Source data

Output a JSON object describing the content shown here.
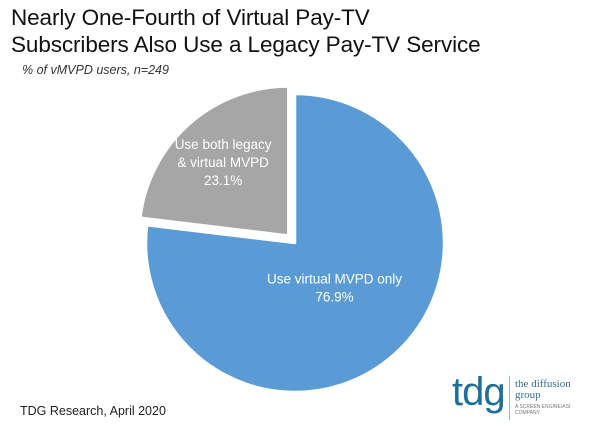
{
  "chart_data": {
    "type": "pie",
    "title_lines": [
      "Nearly One-Fourth of Virtual Pay-TV",
      "Subscribers Also Use a Legacy Pay-TV Service"
    ],
    "subtitle": "% of vMVPD users, n=249",
    "start": "12 o'clock",
    "direction": "clockwise",
    "slices": [
      {
        "label_lines": [
          "Use virtual MVPD only"
        ],
        "value": 76.9,
        "value_label": "76.9%",
        "color": "#5b9bd5",
        "exploded": false
      },
      {
        "label_lines": [
          "Use both legacy",
          "& virtual MVPD"
        ],
        "value": 23.1,
        "value_label": "23.1%",
        "color": "#a6a6a6",
        "exploded": true
      }
    ]
  },
  "footer": {
    "source": "TDG Research, April 2020"
  },
  "logo": {
    "mark": "tdg",
    "name_lines": [
      "the diffusion",
      "group"
    ],
    "tagline_lines": [
      "A SCREEN ENGINE/ASI",
      "COMPANY"
    ],
    "color": "#1f6f9a"
  }
}
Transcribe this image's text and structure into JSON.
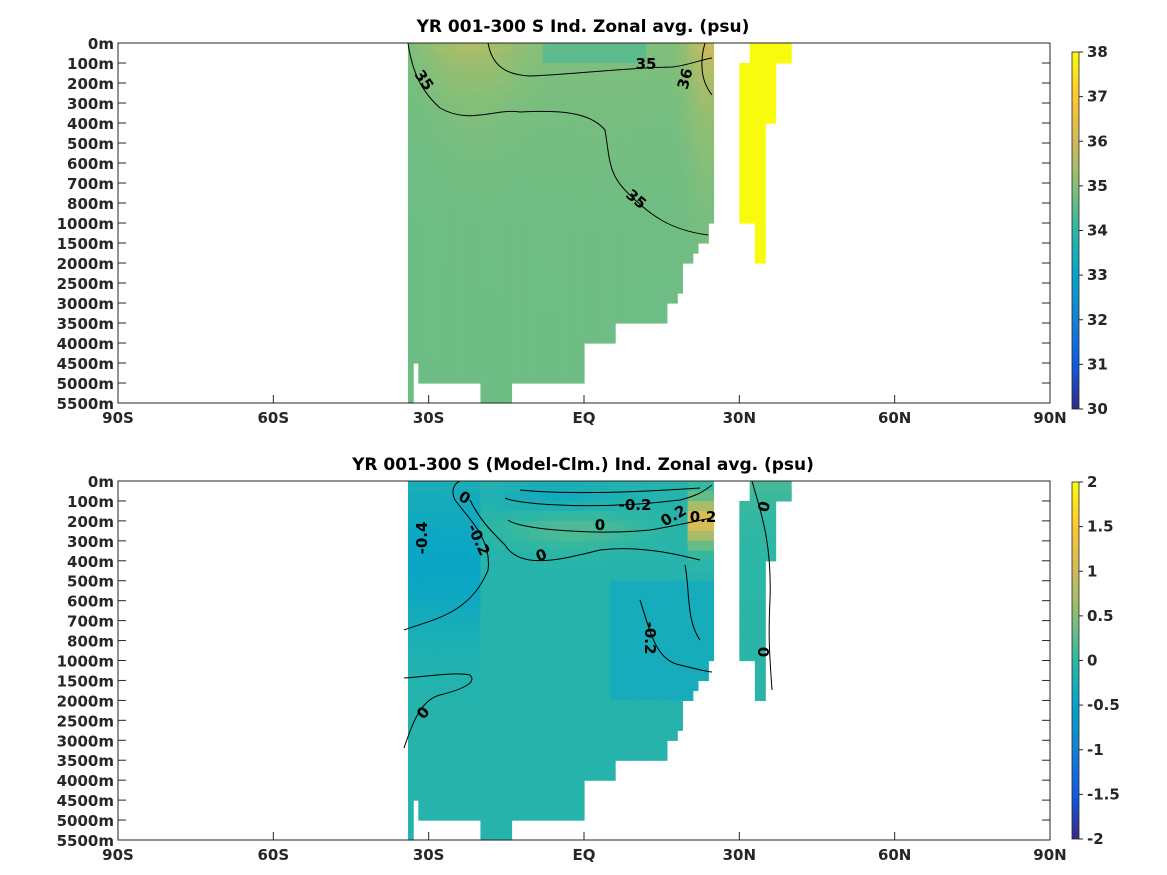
{
  "chart_data": [
    {
      "type": "heatmap",
      "title": "YR 001-300 S Ind. Zonal avg. (psu)",
      "x_ticks": [
        "90S",
        "60S",
        "30S",
        "EQ",
        "30N",
        "60N",
        "90N"
      ],
      "x_values": [
        -90,
        -60,
        -30,
        0,
        30,
        60,
        90
      ],
      "y_ticks": [
        "0m",
        "100m",
        "200m",
        "300m",
        "400m",
        "500m",
        "600m",
        "700m",
        "800m",
        "1000m",
        "1500m",
        "2000m",
        "2500m",
        "3000m",
        "3500m",
        "4000m",
        "4500m",
        "5000m",
        "5500m"
      ],
      "colorbar": {
        "min": 30,
        "max": 38,
        "ticks": [
          "30",
          "31",
          "32",
          "33",
          "34",
          "35",
          "36",
          "37",
          "38"
        ]
      },
      "contour_labels": [
        "35",
        "35",
        "36",
        "35"
      ],
      "field_summary": {
        "domain_lat": [
          -34,
          41
        ],
        "deep_value": 34.7,
        "surface_subtropical_max": 35.8,
        "northern_basin_max": 38
      }
    },
    {
      "type": "heatmap",
      "title": "YR 001-300 S (Model-Clm.) Ind. Zonal avg. (psu)",
      "x_ticks": [
        "90S",
        "60S",
        "30S",
        "EQ",
        "30N",
        "60N",
        "90N"
      ],
      "x_values": [
        -90,
        -60,
        -30,
        0,
        30,
        60,
        90
      ],
      "y_ticks": [
        "0m",
        "100m",
        "200m",
        "300m",
        "400m",
        "500m",
        "600m",
        "700m",
        "800m",
        "1000m",
        "1500m",
        "2000m",
        "2500m",
        "3000m",
        "3500m",
        "4000m",
        "4500m",
        "5000m",
        "5500m"
      ],
      "colorbar": {
        "min": -2,
        "max": 2,
        "ticks": [
          "-2",
          "-1.5",
          "-1",
          "-0.5",
          "0",
          "0.5",
          "1",
          "1.5",
          "2"
        ]
      },
      "contour_labels": [
        "0",
        "-0.4",
        "-0.2",
        "0",
        "-0.2",
        "0",
        "0.2",
        "0.2",
        "-0.2",
        "0",
        "0",
        "0"
      ],
      "field_summary": {
        "domain_lat": [
          -34,
          41
        ],
        "deep_value": -0.1,
        "southern_fresh_min": -0.5,
        "subsurface_max": 0.4
      }
    }
  ],
  "colors": {
    "colormap": [
      "#352a87",
      "#0f5cdd",
      "#1481d6",
      "#06a4ca",
      "#2eb7a4",
      "#87bf77",
      "#d1bb59",
      "#fec832",
      "#f9fb0e"
    ],
    "contour": "#000000"
  }
}
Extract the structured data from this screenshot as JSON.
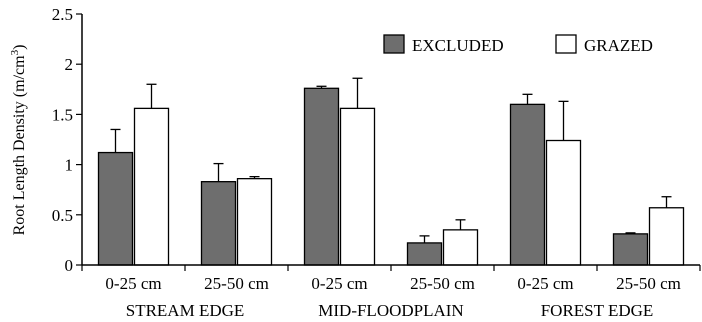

(Exercise): Search the data above for the string "JSON" and copy each line that has it.

(Task answer):
Output a JSON object describing the content shown here.
Transcribe this image's text and structure into JSON.
Extract the structured data from this screenshot as JSON.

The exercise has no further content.